[SUPPLIED MATERIAL start]

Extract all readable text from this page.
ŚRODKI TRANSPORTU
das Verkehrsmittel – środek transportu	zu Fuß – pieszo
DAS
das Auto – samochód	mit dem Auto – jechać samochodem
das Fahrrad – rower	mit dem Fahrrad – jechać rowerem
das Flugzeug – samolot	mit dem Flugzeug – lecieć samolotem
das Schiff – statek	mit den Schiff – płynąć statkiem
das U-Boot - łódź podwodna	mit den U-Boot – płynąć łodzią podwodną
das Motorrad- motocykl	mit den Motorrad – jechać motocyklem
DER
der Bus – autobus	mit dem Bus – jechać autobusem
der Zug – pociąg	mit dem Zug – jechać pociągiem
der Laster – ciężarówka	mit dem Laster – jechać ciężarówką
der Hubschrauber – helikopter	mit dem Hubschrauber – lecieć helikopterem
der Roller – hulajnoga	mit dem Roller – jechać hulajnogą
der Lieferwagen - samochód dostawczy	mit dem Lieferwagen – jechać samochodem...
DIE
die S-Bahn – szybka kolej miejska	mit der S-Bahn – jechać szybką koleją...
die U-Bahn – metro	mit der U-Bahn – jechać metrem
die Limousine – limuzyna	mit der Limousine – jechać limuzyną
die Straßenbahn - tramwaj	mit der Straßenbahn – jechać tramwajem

[SUPPLIED MATERIAL end]

◆ **DESCRIPTION OF THE TASK**
State how many lines of the listing above hold the word "samochód", with nothing but the number.

◆ **ANSWER TO THE EXERCISE**
2